Rename "Simulate" to "Emulate" in the lines starting at the one containing "button[interactable]: Back [204,23,217,36]" and ending at the one containing "button[interactable]: Simulate color", leaving everything else unchanged. Return only those lines.

▸ **Data for processing**
[start]

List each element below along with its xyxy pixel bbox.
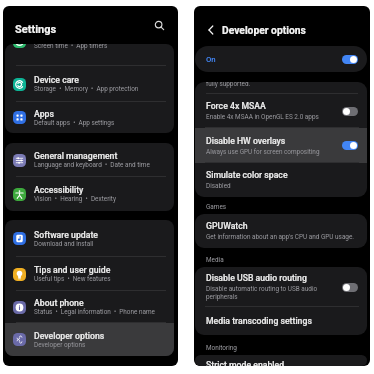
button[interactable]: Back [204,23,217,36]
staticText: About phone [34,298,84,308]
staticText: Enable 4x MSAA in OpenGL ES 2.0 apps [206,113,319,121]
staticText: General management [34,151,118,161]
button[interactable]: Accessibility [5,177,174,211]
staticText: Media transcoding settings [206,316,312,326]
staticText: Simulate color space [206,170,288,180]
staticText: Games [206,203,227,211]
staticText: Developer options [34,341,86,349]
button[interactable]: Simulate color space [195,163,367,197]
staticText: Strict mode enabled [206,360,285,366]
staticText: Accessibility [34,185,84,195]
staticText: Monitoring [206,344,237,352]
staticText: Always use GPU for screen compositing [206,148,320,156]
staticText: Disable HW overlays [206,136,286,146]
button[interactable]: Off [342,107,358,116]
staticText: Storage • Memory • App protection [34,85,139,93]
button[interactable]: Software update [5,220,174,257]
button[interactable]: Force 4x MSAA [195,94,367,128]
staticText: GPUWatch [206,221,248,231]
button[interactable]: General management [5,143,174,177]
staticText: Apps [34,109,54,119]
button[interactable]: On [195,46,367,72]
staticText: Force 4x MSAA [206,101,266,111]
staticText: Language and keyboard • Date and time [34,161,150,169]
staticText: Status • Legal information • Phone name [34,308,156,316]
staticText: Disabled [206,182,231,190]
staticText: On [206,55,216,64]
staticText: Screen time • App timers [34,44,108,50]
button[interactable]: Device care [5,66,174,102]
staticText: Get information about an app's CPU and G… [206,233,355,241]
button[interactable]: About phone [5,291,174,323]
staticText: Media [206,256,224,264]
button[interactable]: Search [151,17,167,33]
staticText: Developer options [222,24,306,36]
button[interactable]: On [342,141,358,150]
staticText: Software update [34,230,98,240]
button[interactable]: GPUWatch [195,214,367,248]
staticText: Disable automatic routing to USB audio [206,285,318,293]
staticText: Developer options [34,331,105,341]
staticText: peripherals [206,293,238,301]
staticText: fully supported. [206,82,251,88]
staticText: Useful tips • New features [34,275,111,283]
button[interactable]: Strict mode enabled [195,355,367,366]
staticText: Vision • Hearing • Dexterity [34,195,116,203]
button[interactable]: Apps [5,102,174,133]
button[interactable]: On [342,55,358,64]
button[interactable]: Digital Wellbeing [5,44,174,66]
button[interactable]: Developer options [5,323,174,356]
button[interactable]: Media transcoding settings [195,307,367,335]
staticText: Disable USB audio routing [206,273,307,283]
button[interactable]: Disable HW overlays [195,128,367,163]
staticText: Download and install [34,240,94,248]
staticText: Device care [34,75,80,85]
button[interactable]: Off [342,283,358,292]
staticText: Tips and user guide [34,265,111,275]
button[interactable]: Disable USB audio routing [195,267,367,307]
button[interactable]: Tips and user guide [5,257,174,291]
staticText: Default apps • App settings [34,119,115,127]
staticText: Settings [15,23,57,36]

[end]

▸ **The reply**
button[interactable]: Back [204,23,217,36]
staticText: About phone [34,298,84,308]
staticText: Enable 4x MSAA in OpenGL ES 2.0 apps [206,113,319,121]
staticText: General management [34,151,118,161]
button[interactable]: Accessibility [5,177,174,211]
staticText: Media transcoding settings [206,316,312,326]
staticText: Emulate color space [206,170,288,180]
staticText: Games [206,203,227,211]
staticText: Developer options [34,341,86,349]
button[interactable]: Emulate color space [195,163,367,197]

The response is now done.